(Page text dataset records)

++++

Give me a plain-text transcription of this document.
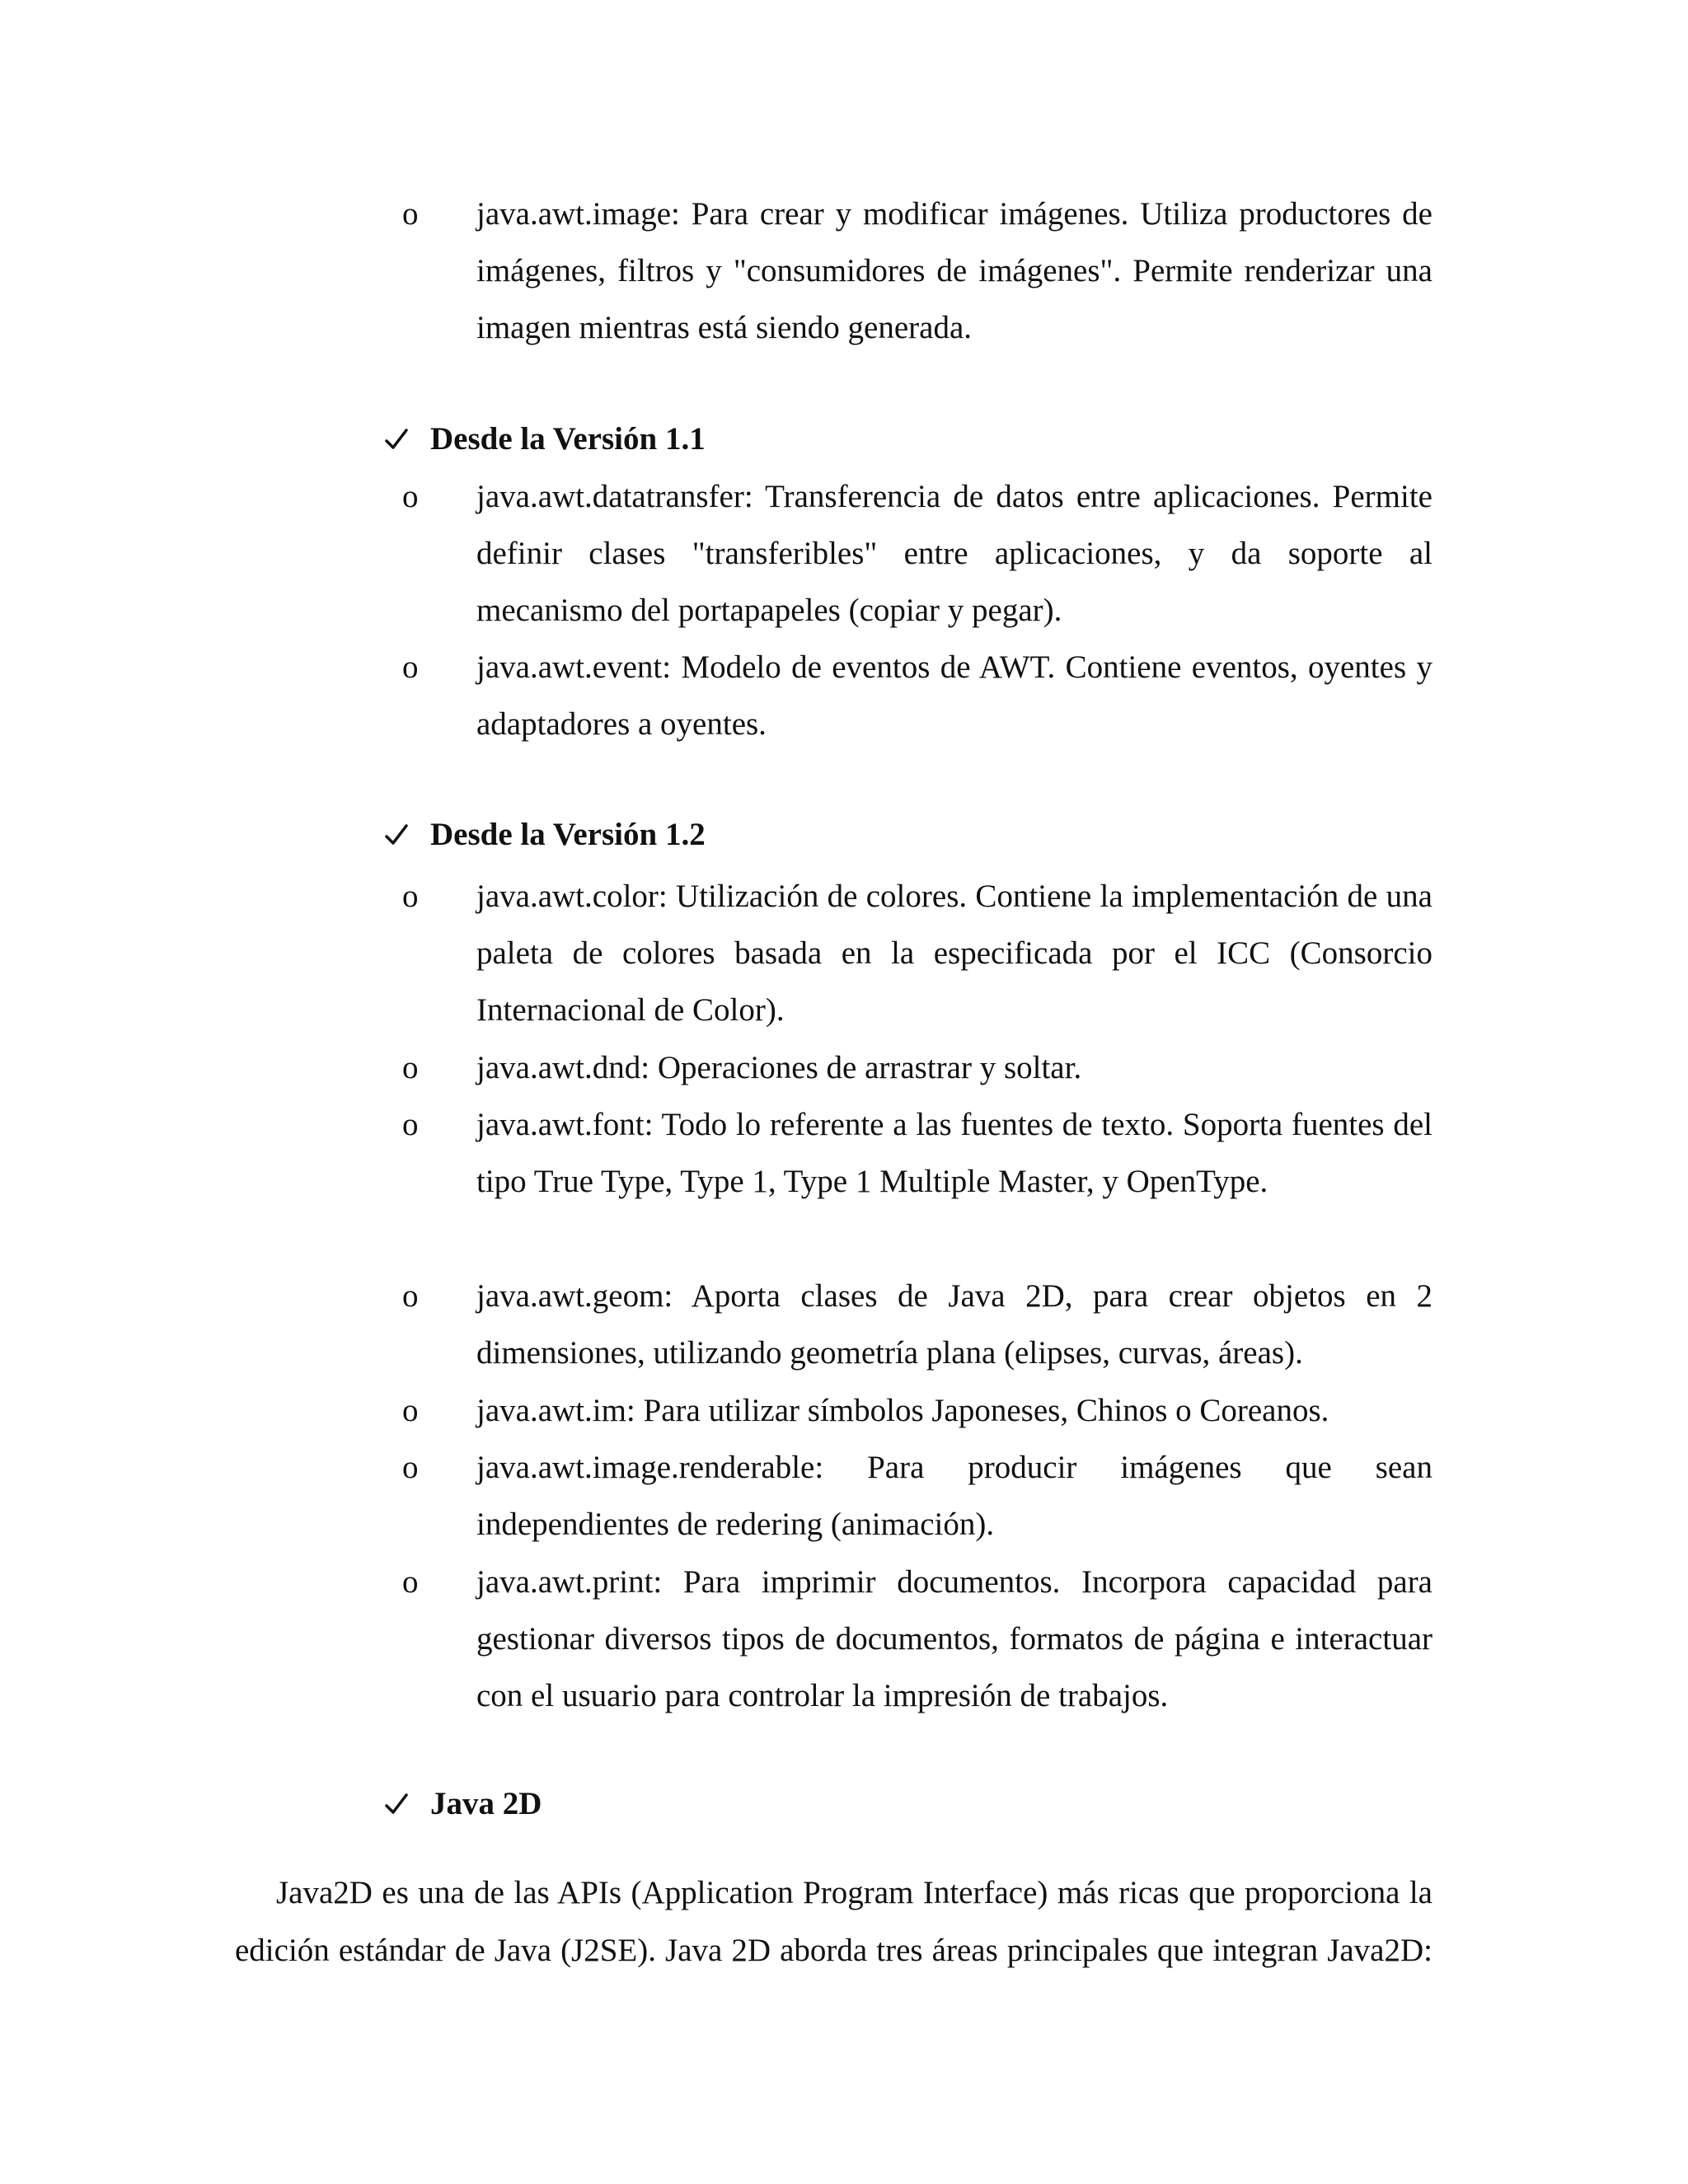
o java.awt.image: Para crear y modificar imágenes. Utiliza productores de imágenes, filtros y "consumidores de imágenes". Permite renderizar una imagen mientras está siendo generada.
Desde la Versión 1.1
o java.awt.datatransfer: Transferencia de datos entre aplicaciones. Permite definir clases "transferibles" entre aplicaciones, y da soporte al mecanismo del portapapeles (copiar y pegar).
o java.awt.event: Modelo de eventos de AWT. Contiene eventos, oyentes y adaptadores a oyentes.
Desde la Versión 1.2
o java.awt.color: Utilización de colores. Contiene la implementación de una paleta de colores basada en la especificada por el ICC (Consorcio Internacional de Color).
o java.awt.dnd: Operaciones de arrastrar y soltar.
o java.awt.font: Todo lo referente a las fuentes de texto. Soporta fuentes del tipo True Type, Type 1, Type 1 Multiple Master, y OpenType.
o java.awt.geom: Aporta clases de Java 2D, para crear objetos en 2 dimensiones, utilizando geometría plana (elipses, curvas, áreas).
o java.awt.im: Para utilizar símbolos Japoneses, Chinos o Coreanos.
o java.awt.image.renderable: Para producir imágenes que sean independientes de redering (animación).
o java.awt.print: Para imprimir documentos. Incorpora capacidad para gestionar diversos tipos de documentos, formatos de página e interactuar con el usuario para controlar la impresión de trabajos.
Java 2D
Java2D es una de las APIs (Application Program Interface) más ricas que proporciona la
edición estándar de Java (J2SE). Java 2D aborda tres áreas principales que integran Java2D:
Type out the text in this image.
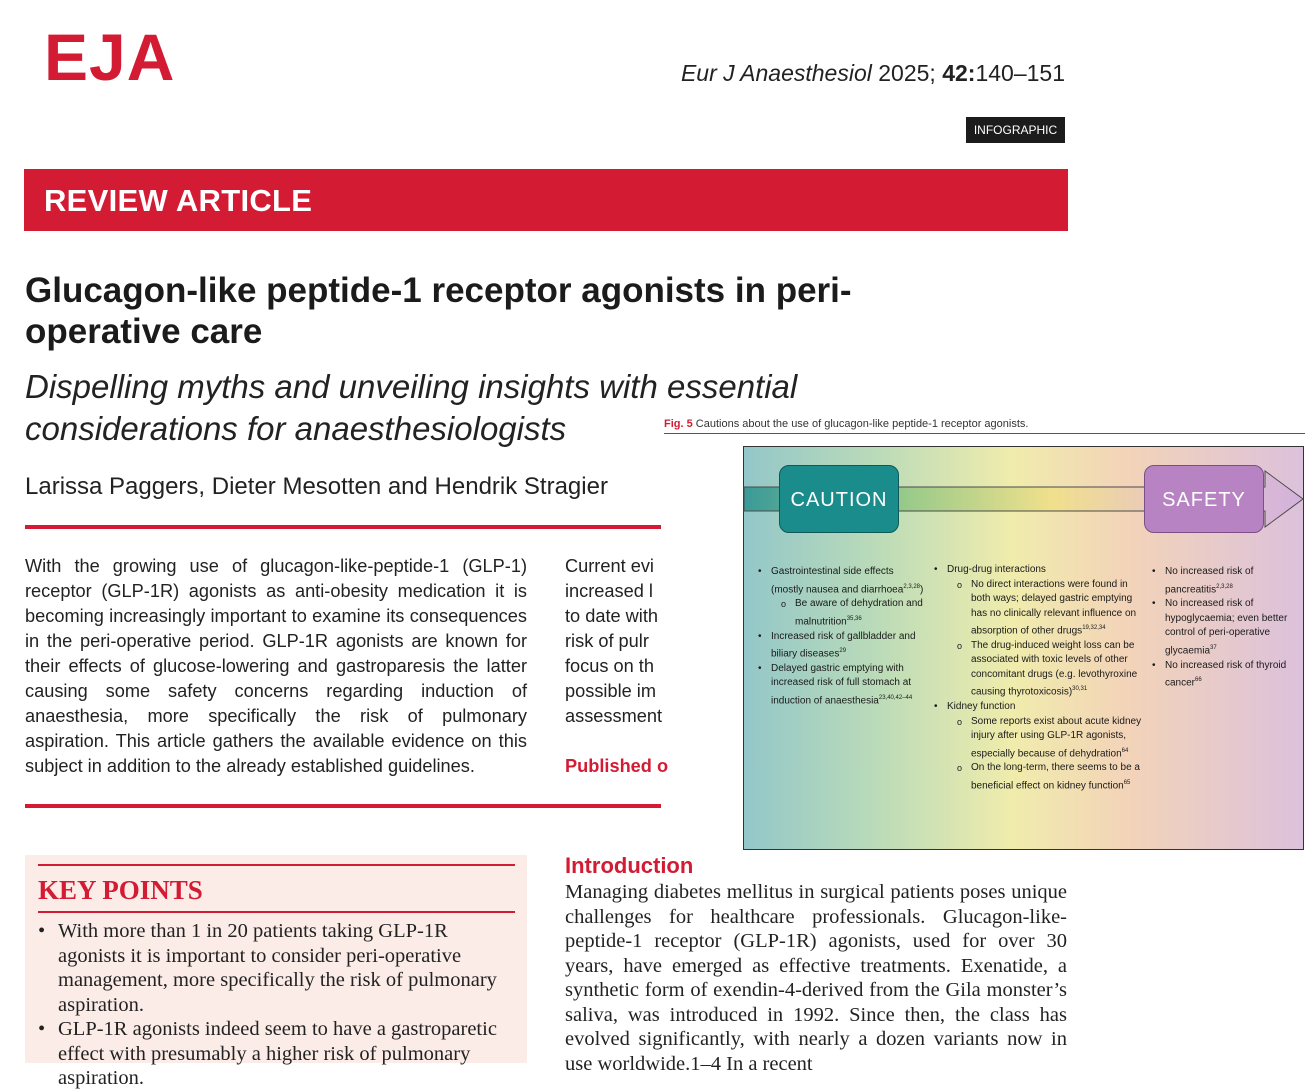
EJA	Eur J Anaesthesiol 2025; 42:140–151
INFOGRAPHIC
REVIEW ARTICLE
Glucagon-like peptide-1 receptor agonists in peri-operative care
Dispelling myths and unveiling insights with essential considerations for anaesthesiologists
Larissa Paggers, Dieter Mesotten and Hendrik Stragier

With the growing use of glucagon-like-peptide-1 (GLP-1) receptor (GLP-1R) agonists as anti-obesity medication it is becoming increasingly important to examine its consequences in the peri-operative period. GLP-1R agonists are known for their effects of glucose-lowering and gastroparesis the latter causing some safety concerns regarding induction of anaesthesia, more specifically the risk of pulmonary aspiration. This article gathers the available evidence on this subject in addition to the already established guidelines.

Current evi
increased l
to date with
risk of pulr
focus on th
possible im
assessment
Published o
KEY POINTS
• With more than 1 in 20 patients taking GLP-1R agonists it is important to consider peri-operative management, more specifically the risk of pulmonary aspiration.
• GLP-1R agonists indeed seem to have a gastroparetic effect with presumably a higher risk of pulmonary aspiration.
Introduction

Managing diabetes mellitus in surgical patients poses unique challenges for healthcare professionals. Glucagon-like-peptide-1 receptor (GLP-1R) agonists, used for over 30 years, have emerged as effective treatments. Exenatide, a synthetic form of exendin-4-derived from the Gila monster’s saliva, was introduced in 1992. Since then, the class has evolved significantly, with nearly a dozen variants now in use worldwide.1–4 In a recent

Fig. 5 Cautions about the use of glucagon-like peptide-1 receptor agonists.
CAUTION	SAFETY
• Gastrointestinal side effects (mostly nausea and diarrhoea$^{2,3,28}$)
o Be aware of dehydration and malnutrition$^{35,36}$
• Increased risk of gallbladder and biliary diseases$^{29}$
• Delayed gastric emptying with increased risk of full stomach at induction of anaesthesia$^{23,40,42-44}$
• Drug-drug interactions
o No direct interactions were found in both ways; delayed gastric emptying has no clinically relevant influence on absorption of other drugs$^{19,32,34}$
o The drug-induced weight loss can be associated with toxic levels of other concomitant drugs (e.g. levothyroxine causing thyrotoxicosis)$^{30,31}$
• Kidney function
o Some reports exist about acute kidney injury after using GLP-1R agonists, especially because of dehydration$^{64}$
o On the long-term, there seems to be a beneficial effect on kidney function$^{65}$
• No increased risk of pancreatitis$^{2,3,28}$
• No increased risk of hypoglycaemia; even better control of peri-operative glycaemia$^{37}$
• No increased risk of thyroid cancer$^{66}$
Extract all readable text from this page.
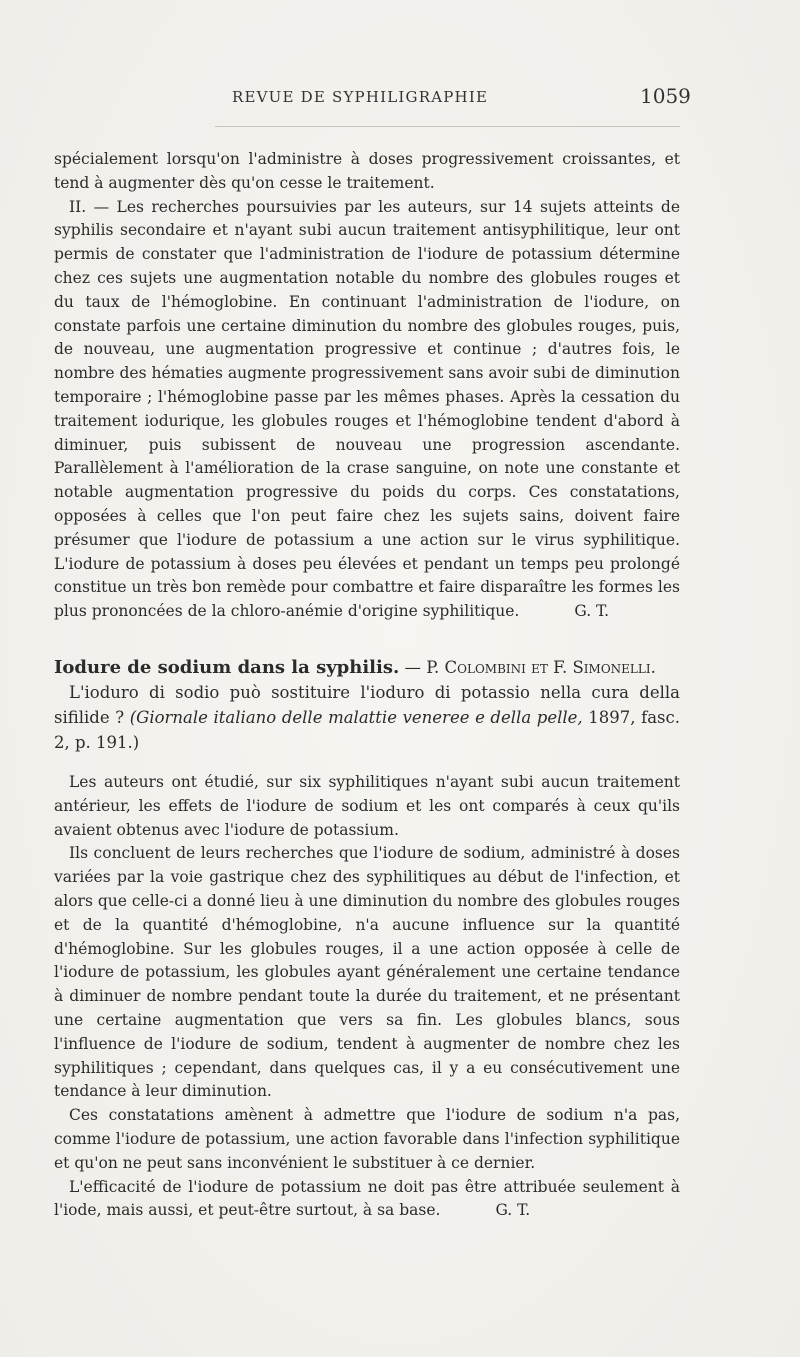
REVUE DE SYPHILIGRAPHIE	1059

spécialement lorsqu'on l'administre à doses progressivement croissantes, et tend à augmenter dès qu'on cesse le traitement.

II. — Les recherches poursuivies par les auteurs, sur 14 sujets atteints de syphilis secondaire et n'ayant subi aucun traitement antisyphilitique, leur ont permis de constater que l'administration de l'iodure de potassium détermine chez ces sujets une augmentation notable du nombre des globules rouges et du taux de l'hémoglobine. En continuant l'administration de l'iodure, on constate parfois une certaine diminution du nombre des globules rouges, puis, de nouveau, une augmentation progressive et continue ; d'autres fois, le nombre des hématies augmente progressivement sans avoir subi de diminution temporaire ; l'hémoglobine passe par les mêmes phases. Après la cessation du traitement iodurique, les globules rouges et l'hémoglobine tendent d'abord à diminuer, puis subissent de nouveau une progression ascendante. Parallèlement à l'amélioration de la crase sanguine, on note une constante et notable augmentation progressive du poids du corps. Ces constatations, opposées à celles que l'on peut faire chez les sujets sains, doivent faire présumer que l'iodure de potassium a une action sur le virus syphilitique. L'iodure de potassium à doses peu élevées et pendant un temps peu prolongé constitue un très bon remède pour combattre et faire disparaître les formes les plus prononcées de la chloro-anémie d'origine syphilitique.	G. T.

Iodure de sodium dans la syphilis. — P. Colombini et F. Simonelli.

L'ioduro di sodio può sostituire l'ioduro di potassio nella cura della sifilide ? (Giornale italiano delle malattie veneree e della pelle, 1897, fasc. 2, p. 191.)

Les auteurs ont étudié, sur six syphilitiques n'ayant subi aucun traitement antérieur, les effets de l'iodure de sodium et les ont comparés à ceux qu'ils avaient obtenus avec l'iodure de potassium.

Ils concluent de leurs recherches que l'iodure de sodium, administré à doses variées par la voie gastrique chez des syphilitiques au début de l'infection, et alors que celle-ci a donné lieu à une diminution du nombre des globules rouges et de la quantité d'hémoglobine, n'a aucune influence sur la quantité d'hémoglobine. Sur les globules rouges, il a une action opposée à celle de l'iodure de potassium, les globules ayant généralement une certaine tendance à diminuer de nombre pendant toute la durée du traitement, et ne présentant une certaine augmentation que vers sa fin. Les globules blancs, sous l'influence de l'iodure de sodium, tendent à augmenter de nombre chez les syphilitiques ; cependant, dans quelques cas, il y a eu consécutivement une tendance à leur diminution.

Ces constatations amènent à admettre que l'iodure de sodium n'a pas, comme l'iodure de potassium, une action favorable dans l'infection syphilitique et qu'on ne peut sans inconvénient le substituer à ce dernier.

L'efficacité de l'iodure de potassium ne doit pas être attribuée seulement à l'iode, mais aussi, et peut-être surtout, à sa base.	G. T.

++++

Scan the records for the word "like". Copy each line where it turns up.

▶ Solution:
Glucagon-like peptide-1 receptor agonists in peri-operative care
With the growing use of glucagon-like-peptide-1 (GLP-1) receptor (GLP-1R) agonists as anti-obesity medication it is becoming increasingly important to examine its consequences in the peri-operative period. GLP-1R agonists are known for their effects of glucose-lowering and gastroparesis the latter causing some safety concerns regarding induction of anaesthesia, more specifically the risk of pulmonary aspiration. This article gathers the available evidence on this subject in addition to the already established guidelines.
Managing diabetes mellitus in surgical patients poses unique challenges for healthcare professionals. Glucagon-like-peptide-1 receptor (GLP-1R) agonists, used for over 30 years, have emerged as effective treatments. Exenatide, a synthetic form of exendin-4-derived from the Gila monster’s saliva, was introduced in 1992. Since then, the class has evolved significantly, with nearly a dozen variants now in use worldwide.1–4 In a recent
Fig. 5 Cautions about the use of glucagon-like peptide-1 receptor agonists.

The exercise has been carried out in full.